上記したエンジン制御部85、ステアリング制御部77、ブレーキ制御部87、表示制御部88は、全てマイクロコンピュータを備えるとともに、相互に通信自在に構成される。
【0040】
制御装置71は、操舵トルクセンサ91から出力された操舵トルク信号に基づいて、運転者による手動の操舵操作が行われているか否かを判断することが可能である。
なお、運転者による手動の操舵操作を検知する手段として、例えば左右ハンドル36,37のグリップ部に設けた荷重センサを利用し、左右ハンドル36,37に入力された荷重の検出情報(荷重の大きさおよび方向)に基づいて、運転者による手動の操舵操作の有無を判断してもよい。
【0041】
<操舵介入機能における車両挙動に応じた中止制御>
次に、自動操舵介入機能の作動(操舵制御)と、この作動を車体挙動等に応じて中止する制御と、について説明する。
図5に示すように、例えば、自動二輪車1が他の車両120の後方を走行中、他の車両120が急に減速したり車線変更のために急ハンドルを切ったりするなどの事象(外乱)が発生した場合、制御装置71は、操舵制御に関し、上記外乱を回避するための判断を行う。例えば、制御装置71は、他の車両120を避けるために、左方向(矢印A参照)又は右方向(矢印B参照)の何れに進路変更するかを判断する。この判断は、カメラ装置96及びレーダ装置97等の各種センサ類81からの検出情報に基づいてなされる。

--------------------------------

▶ 必要な作業:
A) 操舵制御の文章のうち、「上記したエンジン制御部85、」で始まり「検出情報に基づいてなされる。」まで続く部分を、一字も変えずに書き写すこと。
B) 操舵制御の文章について、最後の文の後に続く部分を書き上げること。

▶ データ部分:
--------------------------------

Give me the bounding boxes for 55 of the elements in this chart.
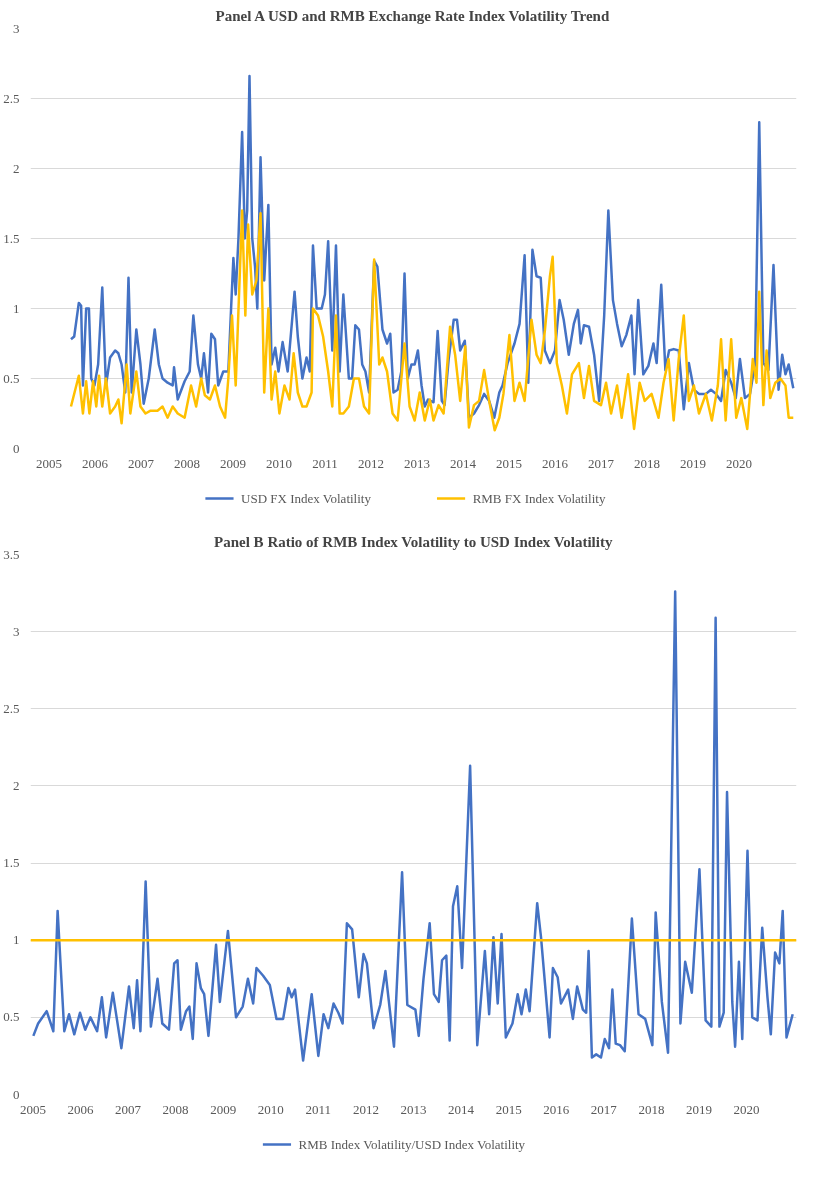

--------------------------------

▶ 解答は以下:
A)
上記したエンジン制御部85、ステアリング制御部77、ブレーキ制御部87、表示制御部88は、全てマイクロコンピュータを備えるとともに、相互に通信自在に構成される。
【0040】
制御装置71は、操舵トルクセンサ91から出力された操舵トルク信号に基づいて、運転者による手動の操舵操作が行われているか否かを判断することが可能である。
なお、運転者による手動の操舵操作を検知する手段として、例えば左右ハンドル36,37のグリップ部に設けた荷重センサを利用し、左右ハンドル36,37に入力された荷重の検出情報(荷重の大きさおよび方向)に基づいて、運転者による手動の操舵操作の有無を判断してもよい。
【0041】
<操舵介入機能における車両挙動に応じた中止制御>
次に、自動操舵介入機能の作動(操舵制御)と、この作動を車体挙動等に応じて中止する制御と、について説明する。
図5に示すように、例えば、自動二輪車1が他の車両120の後方を走行中、他の車両120が急に減速したり車線変更のために急ハンドルを切ったりするなどの事象(外乱)が発生した場合、制御装置71は、操舵制御に関し、上記外乱を回避するための判断を行う。例えば、制御装置71は、他の車両120を避けるために、左方向(矢印A参照)又は右方向(矢印B参照)の何れに進路変更するかを判断する。この判断は、カメラ装置96及びレーダ装置97等の各種センサ類81からの検出情報に基づいてなされる。

B)
【0042】
例えば、制御装置71は、右方向(矢印B方向)に回避するよりも左方向(矢印A方向)に回避したほうが良いと判断した場合は、
図6(a)に示すように、ステアリング制御部77がステアリングアクチュエータ74を作動制御し、操舵予備動作として、矢印A方向(左方向)とは反対の矢印B方向(右方向)に前輪3を向けるように、ステアリング系部品10Aにアシストトルクを付与する。すなわち、ステアリング制御部77は、逆ハンドル(操舵予備動作)を切るようにステアリングアクチュエータ74を作動させる。
【0043】
その結果、自動二輪車1の前輪3が矢印C方向に回動し、前輪3に右方向の舵角が生じる。これにより、自動二輪車1の車体には、矢印Dで示すように右回りのヨーモーメントが発生する。これにより、自動二輪車1には、矢印Eで示す向きに(左方向)への遠心力Fが発生する。この遠心力Fは、車体加速度センサ93により検知され、この検知情報が制御装置71に送られる。その結果、制御装置71は、操舵介入機能を中止させる。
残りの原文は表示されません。